**What to do:** Every entry below should be printed exactly, without its images.

--- --- ---

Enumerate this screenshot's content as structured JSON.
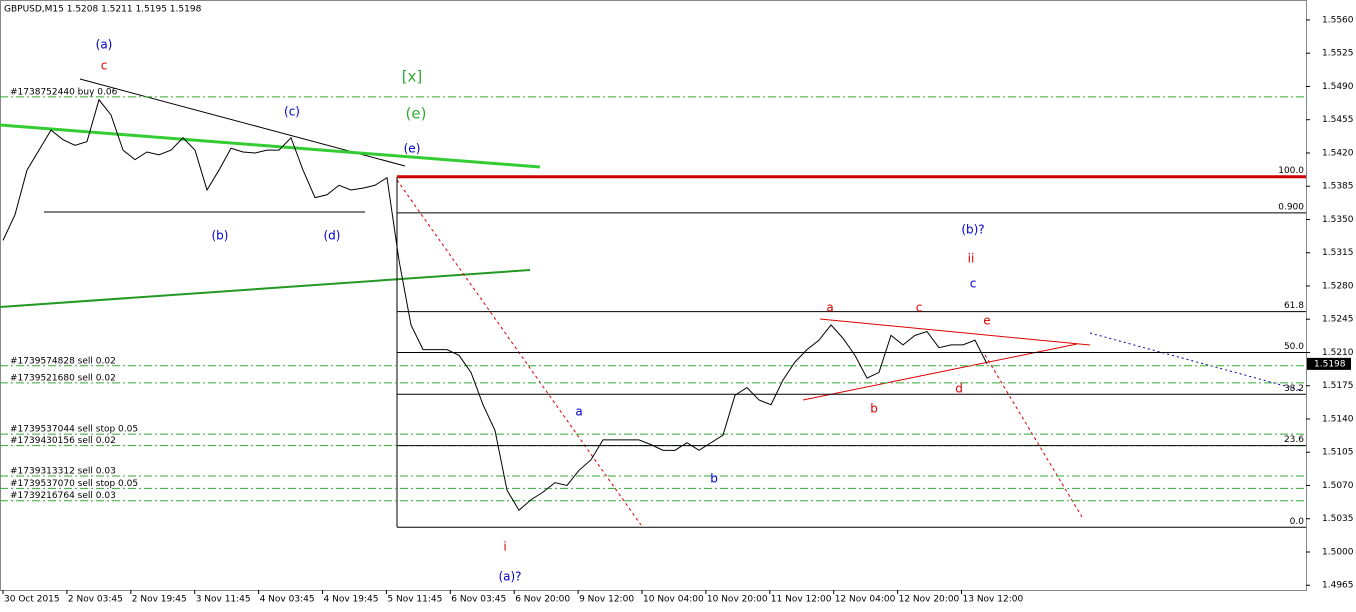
{
  "chart_data": {
    "type": "line",
    "title": "GBPUSD,M15  1.5208 1.5211 1.5195 1.5198",
    "series": [
      {
        "name": "GBPUSD",
        "color": "#000000",
        "values": [
          1.5328,
          1.5355,
          1.5402,
          1.5423,
          1.5444,
          1.5434,
          1.5428,
          1.5432,
          1.5476,
          1.546,
          1.5423,
          1.5413,
          1.5421,
          1.5418,
          1.5423,
          1.5436,
          1.5423,
          1.5381,
          1.5402,
          1.5425,
          1.5421,
          1.542,
          1.5423,
          1.5423,
          1.5436,
          1.5402,
          1.5373,
          1.5376,
          1.5386,
          1.5381,
          1.5383,
          1.5386,
          1.5394,
          1.5307,
          1.5239,
          1.5213,
          1.5213,
          1.5213,
          1.5207,
          1.5189,
          1.5155,
          1.5128,
          1.5065,
          1.5044,
          1.5055,
          1.5063,
          1.5073,
          1.507,
          1.5086,
          1.5097,
          1.5118,
          1.5118,
          1.5118,
          1.5118,
          1.5113,
          1.5107,
          1.5107,
          1.5115,
          1.5107,
          1.5115,
          1.5123,
          1.5165,
          1.5173,
          1.516,
          1.5155,
          1.5181,
          1.52,
          1.5213,
          1.5223,
          1.5239,
          1.5225,
          1.5207,
          1.5183,
          1.5189,
          1.5228,
          1.5218,
          1.5228,
          1.5232,
          1.5215,
          1.5218,
          1.5218,
          1.5223,
          1.5198
        ]
      }
    ],
    "ylim": [
      1.496,
      1.5581
    ],
    "yticks": [
      {
        "value": 1.556,
        "label": "1.5560"
      },
      {
        "value": 1.5525,
        "label": "1.5525"
      },
      {
        "value": 1.549,
        "label": "1.5490"
      },
      {
        "value": 1.5455,
        "label": "1.5455"
      },
      {
        "value": 1.542,
        "label": "1.5420"
      },
      {
        "value": 1.5385,
        "label": "1.5385"
      },
      {
        "value": 1.535,
        "label": "1.5350"
      },
      {
        "value": 1.5315,
        "label": "1.5315"
      },
      {
        "value": 1.528,
        "label": "1.5280"
      },
      {
        "value": 1.5245,
        "label": "1.5245"
      },
      {
        "value": 1.521,
        "label": "1.5210"
      },
      {
        "value": 1.5175,
        "label": "1.5175"
      },
      {
        "value": 1.514,
        "label": "1.5140"
      },
      {
        "value": 1.5105,
        "label": "1.5105"
      },
      {
        "value": 1.507,
        "label": "1.5070"
      },
      {
        "value": 1.5035,
        "label": "1.5035"
      },
      {
        "value": 1.5,
        "label": "1.5000"
      },
      {
        "value": 1.4965,
        "label": "1.4965"
      }
    ],
    "x_axis_labels": [
      "30 Oct 2015",
      "2 Nov 03:45",
      "2 Nov 19:45",
      "3 Nov 11:45",
      "4 Nov 03:45",
      "4 Nov 19:45",
      "5 Nov 11:45",
      "6 Nov 03:45",
      "6 Nov 20:00",
      "9 Nov 12:00",
      "10 Nov 04:00",
      "10 Nov 20:00",
      "11 Nov 12:00",
      "12 Nov 04:00",
      "12 Nov 20:00",
      "13 Nov 12:00"
    ],
    "last_price": 1.5198,
    "orders": [
      {
        "label": "#1738752440 buy 0.06",
        "price": 1.5479
      },
      {
        "label": "#1739574828 sell 0.02",
        "price": 1.5196
      },
      {
        "label": "#1739521680 sell 0.02",
        "price": 1.5178
      },
      {
        "label": "#1739537044 sell stop 0.05",
        "price": 1.5124
      },
      {
        "label": "#1739430156 sell 0.02",
        "price": 1.5112
      },
      {
        "label": "#1739313312 sell 0.03",
        "price": 1.508
      },
      {
        "label": "#1739537070 sell stop 0.05",
        "price": 1.5067
      },
      {
        "label": "#1739216764 sell 0.03",
        "price": 1.5054
      }
    ],
    "fib_levels": [
      {
        "label": "100.0",
        "price": 1.5395
      },
      {
        "label": "0.900",
        "price": 1.5357
      },
      {
        "label": "61.8",
        "price": 1.5253
      },
      {
        "label": "50.0",
        "price": 1.521
      },
      {
        "label": "38.2",
        "price": 1.5166
      },
      {
        "label": "23.6",
        "price": 1.5112
      },
      {
        "label": "0.0",
        "price": 1.5026
      }
    ],
    "annotations": [
      {
        "text": "(a)",
        "color": "#0000cc"
      },
      {
        "text": "c",
        "color": "#dd0000"
      },
      {
        "text": "[x]",
        "color": "#33aa33"
      },
      {
        "text": "(e)",
        "color": "#33aa33"
      },
      {
        "text": "(c)",
        "color": "#0000cc"
      },
      {
        "text": "(e)",
        "color": "#0000cc"
      },
      {
        "text": "(b)",
        "color": "#0000cc"
      },
      {
        "text": "(d)",
        "color": "#0000cc"
      },
      {
        "text": "(b)?",
        "color": "#0000cc"
      },
      {
        "text": "ii",
        "color": "#dd0000"
      },
      {
        "text": "c",
        "color": "#0000cc"
      },
      {
        "text": "a",
        "color": "#dd0000"
      },
      {
        "text": "c",
        "color": "#dd0000"
      },
      {
        "text": "e",
        "color": "#dd0000"
      },
      {
        "text": "d",
        "color": "#dd0000"
      },
      {
        "text": "b",
        "color": "#dd0000"
      },
      {
        "text": "a",
        "color": "#0000cc"
      },
      {
        "text": "b",
        "color": "#0000cc"
      },
      {
        "text": "i",
        "color": "#dd0000"
      },
      {
        "text": "(a)?",
        "color": "#0000cc"
      }
    ]
  }
}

--- --- ---

**Result for this task:**
Enumerate this screenshot's content as structured JSON.
{
  "chart_data": {
    "type": "line",
    "title": "GBPUSD,M15  1.5208 1.5211 1.5195 1.5198",
    "series": [
      {
        "name": "GBPUSD",
        "color": "#000000",
        "values": [
          1.5328,
          1.5355,
          1.5402,
          1.5423,
          1.5444,
          1.5434,
          1.5428,
          1.5432,
          1.5476,
          1.546,
          1.5423,
          1.5413,
          1.5421,
          1.5418,
          1.5423,
          1.5436,
          1.5423,
          1.5381,
          1.5402,
          1.5425,
          1.5421,
          1.542,
          1.5423,
          1.5423,
          1.5436,
          1.5402,
          1.5373,
          1.5376,
          1.5386,
          1.5381,
          1.5383,
          1.5386,
          1.5394,
          1.5307,
          1.5239,
          1.5213,
          1.5213,
          1.5213,
          1.5207,
          1.5189,
          1.5155,
          1.5128,
          1.5065,
          1.5044,
          1.5055,
          1.5063,
          1.5073,
          1.507,
          1.5086,
          1.5097,
          1.5118,
          1.5118,
          1.5118,
          1.5118,
          1.5113,
          1.5107,
          1.5107,
          1.5115,
          1.5107,
          1.5115,
          1.5123,
          1.5165,
          1.5173,
          1.516,
          1.5155,
          1.5181,
          1.52,
          1.5213,
          1.5223,
          1.5239,
          1.5225,
          1.5207,
          1.5183,
          1.5189,
          1.5228,
          1.5218,
          1.5228,
          1.5232,
          1.5215,
          1.5218,
          1.5218,
          1.5223,
          1.5198
        ]
      }
    ],
    "ylim": [
      1.496,
      1.5581
    ],
    "yticks": [
      {
        "value": 1.556,
        "label": "1.5560"
      },
      {
        "value": 1.5525,
        "label": "1.5525"
      },
      {
        "value": 1.549,
        "label": "1.5490"
      },
      {
        "value": 1.5455,
        "label": "1.5455"
      },
      {
        "value": 1.542,
        "label": "1.5420"
      },
      {
        "value": 1.5385,
        "label": "1.5385"
      },
      {
        "value": 1.535,
        "label": "1.5350"
      },
      {
        "value": 1.5315,
        "label": "1.5315"
      },
      {
        "value": 1.528,
        "label": "1.5280"
      },
      {
        "value": 1.5245,
        "label": "1.5245"
      },
      {
        "value": 1.521,
        "label": "1.5210"
      },
      {
        "value": 1.5175,
        "label": "1.5175"
      },
      {
        "value": 1.514,
        "label": "1.5140"
      },
      {
        "value": 1.5105,
        "label": "1.5105"
      },
      {
        "value": 1.507,
        "label": "1.5070"
      },
      {
        "value": 1.5035,
        "label": "1.5035"
      },
      {
        "value": 1.5,
        "label": "1.5000"
      },
      {
        "value": 1.4965,
        "label": "1.4965"
      }
    ],
    "x_axis_labels": [
      "30 Oct 2015",
      "2 Nov 03:45",
      "2 Nov 19:45",
      "3 Nov 11:45",
      "4 Nov 03:45",
      "4 Nov 19:45",
      "5 Nov 11:45",
      "6 Nov 03:45",
      "6 Nov 20:00",
      "9 Nov 12:00",
      "10 Nov 04:00",
      "10 Nov 20:00",
      "11 Nov 12:00",
      "12 Nov 04:00",
      "12 Nov 20:00",
      "13 Nov 12:00"
    ],
    "last_price": 1.5198,
    "orders": [
      {
        "label": "#1738752440 buy 0.06",
        "price": 1.5479
      },
      {
        "label": "#1739574828 sell 0.02",
        "price": 1.5196
      },
      {
        "label": "#1739521680 sell 0.02",
        "price": 1.5178
      },
      {
        "label": "#1739537044 sell stop 0.05",
        "price": 1.5124
      },
      {
        "label": "#1739430156 sell 0.02",
        "price": 1.5112
      },
      {
        "label": "#1739313312 sell 0.03",
        "price": 1.508
      },
      {
        "label": "#1739537070 sell stop 0.05",
        "price": 1.5067
      },
      {
        "label": "#1739216764 sell 0.03",
        "price": 1.5054
      }
    ],
    "fib_levels": [
      {
        "label": "100.0",
        "price": 1.5395
      },
      {
        "label": "0.900",
        "price": 1.5357
      },
      {
        "label": "61.8",
        "price": 1.5253
      },
      {
        "label": "50.0",
        "price": 1.521
      },
      {
        "label": "38.2",
        "price": 1.5166
      },
      {
        "label": "23.6",
        "price": 1.5112
      },
      {
        "label": "0.0",
        "price": 1.5026
      }
    ],
    "annotations": [
      {
        "text": "(a)",
        "color": "#0000cc"
      },
      {
        "text": "c",
        "color": "#dd0000"
      },
      {
        "text": "[x]",
        "color": "#33aa33"
      },
      {
        "text": "(e)",
        "color": "#33aa33"
      },
      {
        "text": "(c)",
        "color": "#0000cc"
      },
      {
        "text": "(e)",
        "color": "#0000cc"
      },
      {
        "text": "(b)",
        "color": "#0000cc"
      },
      {
        "text": "(d)",
        "color": "#0000cc"
      },
      {
        "text": "(b)?",
        "color": "#0000cc"
      },
      {
        "text": "ii",
        "color": "#dd0000"
      },
      {
        "text": "c",
        "color": "#0000cc"
      },
      {
        "text": "a",
        "color": "#dd0000"
      },
      {
        "text": "c",
        "color": "#dd0000"
      },
      {
        "text": "e",
        "color": "#dd0000"
      },
      {
        "text": "d",
        "color": "#dd0000"
      },
      {
        "text": "b",
        "color": "#dd0000"
      },
      {
        "text": "a",
        "color": "#0000cc"
      },
      {
        "text": "b",
        "color": "#0000cc"
      },
      {
        "text": "i",
        "color": "#dd0000"
      },
      {
        "text": "(a)?",
        "color": "#0000cc"
      }
    ]
  }
}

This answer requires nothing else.